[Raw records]
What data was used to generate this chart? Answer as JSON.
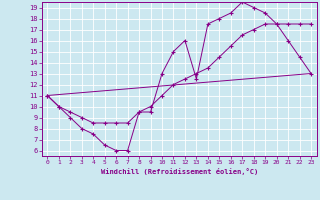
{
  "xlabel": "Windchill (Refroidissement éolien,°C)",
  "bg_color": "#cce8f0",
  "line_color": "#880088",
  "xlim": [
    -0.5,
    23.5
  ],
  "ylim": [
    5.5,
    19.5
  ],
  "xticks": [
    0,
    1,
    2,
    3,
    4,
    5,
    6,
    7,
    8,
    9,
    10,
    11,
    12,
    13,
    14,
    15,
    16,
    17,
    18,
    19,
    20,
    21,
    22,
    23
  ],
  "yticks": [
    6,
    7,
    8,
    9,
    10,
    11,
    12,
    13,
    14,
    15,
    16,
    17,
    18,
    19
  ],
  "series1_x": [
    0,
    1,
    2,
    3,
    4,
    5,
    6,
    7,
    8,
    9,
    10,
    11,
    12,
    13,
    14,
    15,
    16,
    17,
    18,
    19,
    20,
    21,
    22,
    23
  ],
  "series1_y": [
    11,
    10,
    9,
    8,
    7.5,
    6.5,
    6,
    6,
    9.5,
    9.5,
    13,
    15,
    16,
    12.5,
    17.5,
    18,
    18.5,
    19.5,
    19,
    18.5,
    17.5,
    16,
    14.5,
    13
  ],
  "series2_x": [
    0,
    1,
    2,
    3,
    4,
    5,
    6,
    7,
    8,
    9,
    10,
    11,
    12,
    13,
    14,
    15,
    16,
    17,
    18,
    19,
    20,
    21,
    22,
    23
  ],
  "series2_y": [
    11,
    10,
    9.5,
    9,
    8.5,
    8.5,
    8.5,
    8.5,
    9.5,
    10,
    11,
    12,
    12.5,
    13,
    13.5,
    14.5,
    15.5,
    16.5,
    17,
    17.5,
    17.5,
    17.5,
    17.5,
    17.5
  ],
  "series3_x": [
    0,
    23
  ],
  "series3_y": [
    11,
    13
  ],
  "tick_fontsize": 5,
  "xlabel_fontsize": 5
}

• Goal
Quote the material word for word, dropping any images it holds.

• Exercise result
What data was used to generate this chart? Answer as JSON.
{
  "xlabel": "Windchill (Refroidissement éolien,°C)",
  "bg_color": "#cce8f0",
  "line_color": "#880088",
  "xlim": [
    -0.5,
    23.5
  ],
  "ylim": [
    5.5,
    19.5
  ],
  "xticks": [
    0,
    1,
    2,
    3,
    4,
    5,
    6,
    7,
    8,
    9,
    10,
    11,
    12,
    13,
    14,
    15,
    16,
    17,
    18,
    19,
    20,
    21,
    22,
    23
  ],
  "yticks": [
    6,
    7,
    8,
    9,
    10,
    11,
    12,
    13,
    14,
    15,
    16,
    17,
    18,
    19
  ],
  "series1_x": [
    0,
    1,
    2,
    3,
    4,
    5,
    6,
    7,
    8,
    9,
    10,
    11,
    12,
    13,
    14,
    15,
    16,
    17,
    18,
    19,
    20,
    21,
    22,
    23
  ],
  "series1_y": [
    11,
    10,
    9,
    8,
    7.5,
    6.5,
    6,
    6,
    9.5,
    9.5,
    13,
    15,
    16,
    12.5,
    17.5,
    18,
    18.5,
    19.5,
    19,
    18.5,
    17.5,
    16,
    14.5,
    13
  ],
  "series2_x": [
    0,
    1,
    2,
    3,
    4,
    5,
    6,
    7,
    8,
    9,
    10,
    11,
    12,
    13,
    14,
    15,
    16,
    17,
    18,
    19,
    20,
    21,
    22,
    23
  ],
  "series2_y": [
    11,
    10,
    9.5,
    9,
    8.5,
    8.5,
    8.5,
    8.5,
    9.5,
    10,
    11,
    12,
    12.5,
    13,
    13.5,
    14.5,
    15.5,
    16.5,
    17,
    17.5,
    17.5,
    17.5,
    17.5,
    17.5
  ],
  "series3_x": [
    0,
    23
  ],
  "series3_y": [
    11,
    13
  ],
  "tick_fontsize": 5,
  "xlabel_fontsize": 5
}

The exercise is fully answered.